[BEGIN]

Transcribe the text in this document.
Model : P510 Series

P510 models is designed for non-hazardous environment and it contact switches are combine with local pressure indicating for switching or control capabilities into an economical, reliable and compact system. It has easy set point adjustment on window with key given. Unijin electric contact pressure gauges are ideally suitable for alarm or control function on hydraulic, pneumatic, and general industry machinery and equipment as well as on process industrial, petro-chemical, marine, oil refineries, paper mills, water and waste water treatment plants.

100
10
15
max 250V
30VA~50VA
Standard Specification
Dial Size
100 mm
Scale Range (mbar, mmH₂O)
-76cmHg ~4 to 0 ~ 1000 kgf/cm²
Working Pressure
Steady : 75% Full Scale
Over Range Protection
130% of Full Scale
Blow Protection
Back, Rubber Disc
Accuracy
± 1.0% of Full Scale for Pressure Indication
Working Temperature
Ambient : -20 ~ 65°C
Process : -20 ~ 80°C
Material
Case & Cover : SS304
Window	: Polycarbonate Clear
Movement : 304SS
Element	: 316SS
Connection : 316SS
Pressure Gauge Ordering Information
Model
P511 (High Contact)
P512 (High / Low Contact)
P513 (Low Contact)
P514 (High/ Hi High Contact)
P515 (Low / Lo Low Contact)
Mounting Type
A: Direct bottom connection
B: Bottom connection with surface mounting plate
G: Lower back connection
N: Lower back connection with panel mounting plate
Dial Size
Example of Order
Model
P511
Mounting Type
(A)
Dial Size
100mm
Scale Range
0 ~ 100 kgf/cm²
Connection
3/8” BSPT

[END]

Given exercise: Give the listing above again, word for word.

Written solution:
Transcribe the text in this document.
Model : P510 Series

P510 models is designed for non-hazardous environment and it contact switches are combine with local pressure indicating for switching or control capabilities into an economical, reliable and compact system. It has easy set point adjustment on window with key given. Unijin electric contact pressure gauges are ideally suitable for alarm or control function on hydraulic, pneumatic, and general industry machinery and equipment as well as on process industrial, petro-chemical, marine, oil refineries, paper mills, water and waste water treatment plants.

100
10
15
max 250V
30VA~50VA
Standard Specification
Dial Size
100 mm
Scale Range (mbar, mmH₂O)
-76cmHg ~4 to 0 ~ 1000 kgf/cm²
Working Pressure
Steady : 75% Full Scale
Over Range Protection
130% of Full Scale
Blow Protection
Back, Rubber Disc
Accuracy
± 1.0% of Full Scale for Pressure Indication
Working Temperature
Ambient : -20 ~ 65°C
Process : -20 ~ 80°C
Material
Case & Cover : SS304
Window	: Polycarbonate Clear
Movement : 304SS
Element	: 316SS
Connection : 316SS
Pressure Gauge Ordering Information
Model
P511 (High Contact)
P512 (High / Low Contact)
P513 (Low Contact)
P514 (High/ Hi High Contact)
P515 (Low / Lo Low Contact)
Mounting Type
A: Direct bottom connection
B: Bottom connection with surface mounting plate
G: Lower back connection
N: Lower back connection with panel mounting plate
Dial Size
Example of Order
Model
P511
Mounting Type
(A)
Dial Size
100mm
Scale Range
0 ~ 100 kgf/cm²
Connection
3/8” BSPT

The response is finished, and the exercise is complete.